§ Extrait choisi:
# # # # # # #
Nanling-Guangzhou
Installation vidéo / 2005 / 9’28’’ looped + 45’43’’ video en boucle. Couleur, PAL, format 4:3 / Dyptique : 2 canaux - projection sur 2 murs différents / Couleur, PAL, format 4:3. Largeur du premier écran : 4m. Largeur du second écran : 1,70m.
J’étais invitée à la Biennale de Guangzhou par Evelyne Jouanno et Hou Hanru. Je tournais longuement à Guangzhou, puis je parti dans les montagnes du sud de la Chine. Un jour, je rencontrai dans la rue une femme du village qui n’avait jamais vu d’étrangère. Elle s’était mise à me parler, à toucher mes habits et mes cheveux. Je lui proposai de la filmer.
# # # # # # #
§ Consignes de travail:
- A) D'après l'extrait sur l'installation Nanling-Guangzhou, quelle est la largeur du premier écran ?
- B) Poursuivez le texte sur l'installation Nanling-Guangzhou à la suite de sa dernière phrase.
Les enregistrements proviennent d'une source distincte de celle de l'extrait.

§ Matériel fourni:
# # # # # # #
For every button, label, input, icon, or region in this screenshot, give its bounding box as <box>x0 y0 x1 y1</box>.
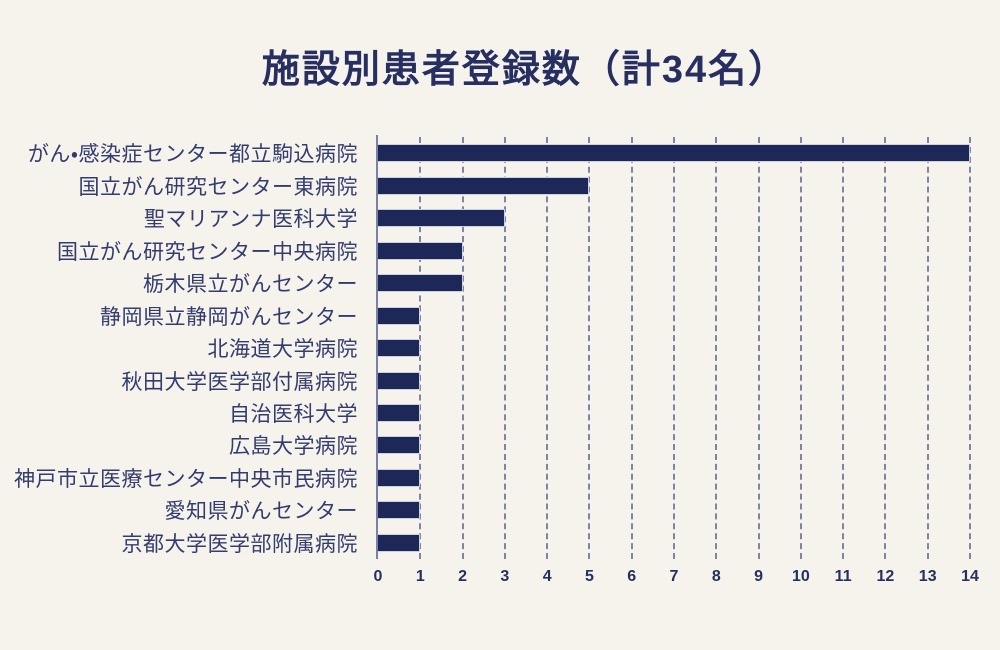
# # # # # # #
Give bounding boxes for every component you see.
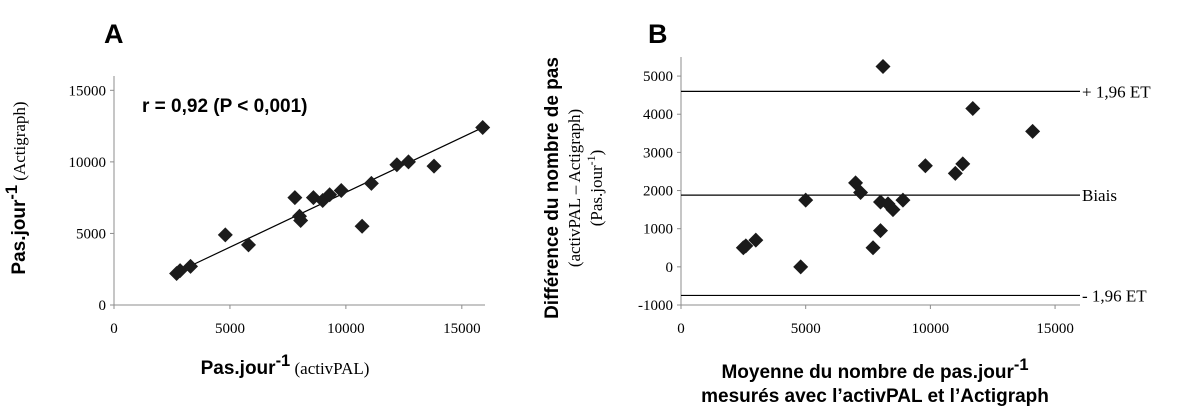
# # # # # # #
§ En réponse:
- A) Le premier écran mesure 4 m de large.

- B)
Le lendemain, je posai la caméra devant le canapé de l’atelier et je lui prêtai mon corps afin qu’elle puisse l’utiliser tel un outil. Elle commença par me prendre les mains et puis ma traductrice arrêta ma caméra. « Ici c’est impossible en Chine » dit-elle. Je la mis dehors et revint m’asseoir.
Cette femme me toucha comme une enfant, comme une soeur, comme une amante, comme une mère. C’était comme un rite d’altérité. Je l’arrêtai au bout de 9 minutes. Je n’en pouvais plus.
Avant la Biennale je voulus projeter la vidéo que j’avais réalisée avec les gens du village dans leur cinéma. Les responsables locaux de cette biennale me convoquèrent et firent venir la femme, et lui demandèrent si je l’avais obligée ? Sentant ce qui était en train de se jouer, elle se tourna vers moi et dit: « Mais vous m’aviez promis de le montrer ! Vous m’aviez promis ! ».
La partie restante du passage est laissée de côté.